Saved entries:
--------------------------------

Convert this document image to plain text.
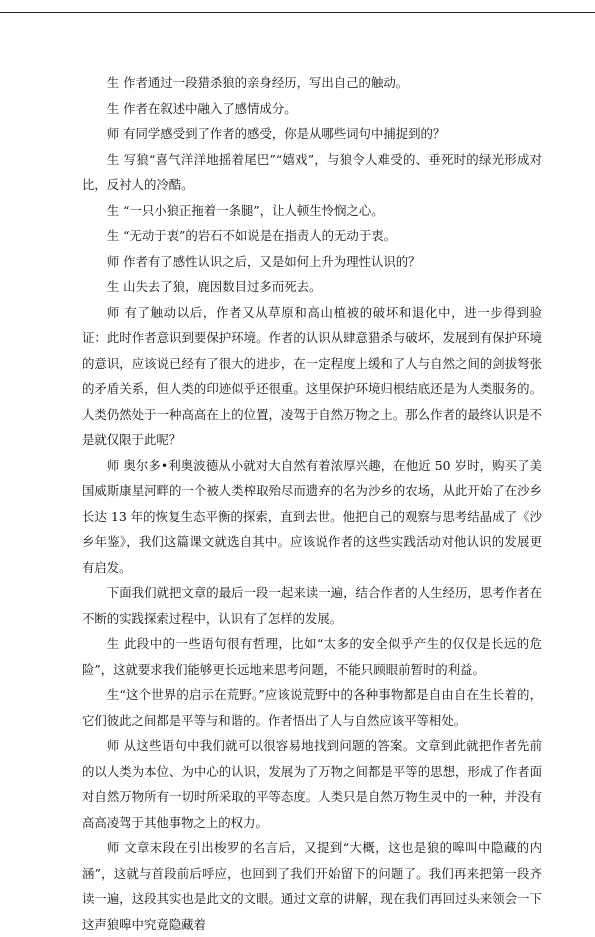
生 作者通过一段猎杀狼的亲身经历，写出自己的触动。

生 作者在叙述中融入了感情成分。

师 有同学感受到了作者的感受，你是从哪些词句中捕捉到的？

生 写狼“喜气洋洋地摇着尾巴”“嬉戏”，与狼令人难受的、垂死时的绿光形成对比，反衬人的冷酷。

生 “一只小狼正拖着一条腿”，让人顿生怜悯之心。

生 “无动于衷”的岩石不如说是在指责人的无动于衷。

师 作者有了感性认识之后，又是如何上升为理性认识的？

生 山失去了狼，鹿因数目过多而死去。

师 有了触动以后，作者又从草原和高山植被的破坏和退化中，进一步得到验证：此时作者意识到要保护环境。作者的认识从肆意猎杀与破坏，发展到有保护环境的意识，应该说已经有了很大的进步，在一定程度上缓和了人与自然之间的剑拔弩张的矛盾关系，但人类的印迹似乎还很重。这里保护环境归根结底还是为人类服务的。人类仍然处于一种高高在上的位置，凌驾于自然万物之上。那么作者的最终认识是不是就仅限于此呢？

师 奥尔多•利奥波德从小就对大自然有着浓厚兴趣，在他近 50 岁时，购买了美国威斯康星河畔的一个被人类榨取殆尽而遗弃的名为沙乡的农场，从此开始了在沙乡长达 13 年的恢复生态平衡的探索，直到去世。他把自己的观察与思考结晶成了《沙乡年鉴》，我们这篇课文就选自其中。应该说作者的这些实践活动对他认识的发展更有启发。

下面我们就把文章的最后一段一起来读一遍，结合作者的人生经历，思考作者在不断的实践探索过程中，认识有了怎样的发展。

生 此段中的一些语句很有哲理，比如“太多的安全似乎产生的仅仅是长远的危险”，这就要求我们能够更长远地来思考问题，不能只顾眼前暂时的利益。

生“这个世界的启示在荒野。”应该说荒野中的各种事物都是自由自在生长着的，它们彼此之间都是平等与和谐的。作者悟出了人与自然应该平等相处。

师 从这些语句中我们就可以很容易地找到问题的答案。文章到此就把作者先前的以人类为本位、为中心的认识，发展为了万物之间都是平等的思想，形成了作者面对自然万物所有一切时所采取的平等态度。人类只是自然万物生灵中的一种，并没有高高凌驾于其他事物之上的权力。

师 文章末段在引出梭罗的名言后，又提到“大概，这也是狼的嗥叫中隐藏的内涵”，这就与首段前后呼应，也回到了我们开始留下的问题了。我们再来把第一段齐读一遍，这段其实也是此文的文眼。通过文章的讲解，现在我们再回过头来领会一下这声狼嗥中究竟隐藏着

--------------------------------

Problem details: Without the pictures, print the records in full, exactly as they appear.

Solution for this problem:
Convert this document image to plain text.
生 作者通过一段猎杀狼的亲身经历，写出自己的触动。

生 作者在叙述中融入了感情成分。

师 有同学感受到了作者的感受，你是从哪些词句中捕捉到的？

生 写狼“喜气洋洋地摇着尾巴”“嬉戏”，与狼令人难受的、垂死时的绿光形成对比，反衬人的冷酷。

生 “一只小狼正拖着一条腿”，让人顿生怜悯之心。

生 “无动于衷”的岩石不如说是在指责人的无动于衷。

师 作者有了感性认识之后，又是如何上升为理性认识的？

生 山失去了狼，鹿因数目过多而死去。

师 有了触动以后，作者又从草原和高山植被的破坏和退化中，进一步得到验证：此时作者意识到要保护环境。作者的认识从肆意猎杀与破坏，发展到有保护环境的意识，应该说已经有了很大的进步，在一定程度上缓和了人与自然之间的剑拔弩张的矛盾关系，但人类的印迹似乎还很重。这里保护环境归根结底还是为人类服务的。人类仍然处于一种高高在上的位置，凌驾于自然万物之上。那么作者的最终认识是不是就仅限于此呢？

师 奥尔多•利奥波德从小就对大自然有着浓厚兴趣，在他近 50 岁时，购买了美国威斯康星河畔的一个被人类榨取殆尽而遗弃的名为沙乡的农场，从此开始了在沙乡长达 13 年的恢复生态平衡的探索，直到去世。他把自己的观察与思考结晶成了《沙乡年鉴》，我们这篇课文就选自其中。应该说作者的这些实践活动对他认识的发展更有启发。

下面我们就把文章的最后一段一起来读一遍，结合作者的人生经历，思考作者在不断的实践探索过程中，认识有了怎样的发展。

生 此段中的一些语句很有哲理，比如“太多的安全似乎产生的仅仅是长远的危险”，这就要求我们能够更长远地来思考问题，不能只顾眼前暂时的利益。

生“这个世界的启示在荒野。”应该说荒野中的各种事物都是自由自在生长着的，它们彼此之间都是平等与和谐的。作者悟出了人与自然应该平等相处。

师 从这些语句中我们就可以很容易地找到问题的答案。文章到此就把作者先前的以人类为本位、为中心的认识，发展为了万物之间都是平等的思想，形成了作者面对自然万物所有一切时所采取的平等态度。人类只是自然万物生灵中的一种，并没有高高凌驾于其他事物之上的权力。

师 文章末段在引出梭罗的名言后，又提到“大概，这也是狼的嗥叫中隐藏的内涵”，这就与首段前后呼应，也回到了我们开始留下的问题了。我们再来把第一段齐读一遍，这段其实也是此文的文眼。通过文章的讲解，现在我们再回过头来领会一下这声狼嗥中究竟隐藏着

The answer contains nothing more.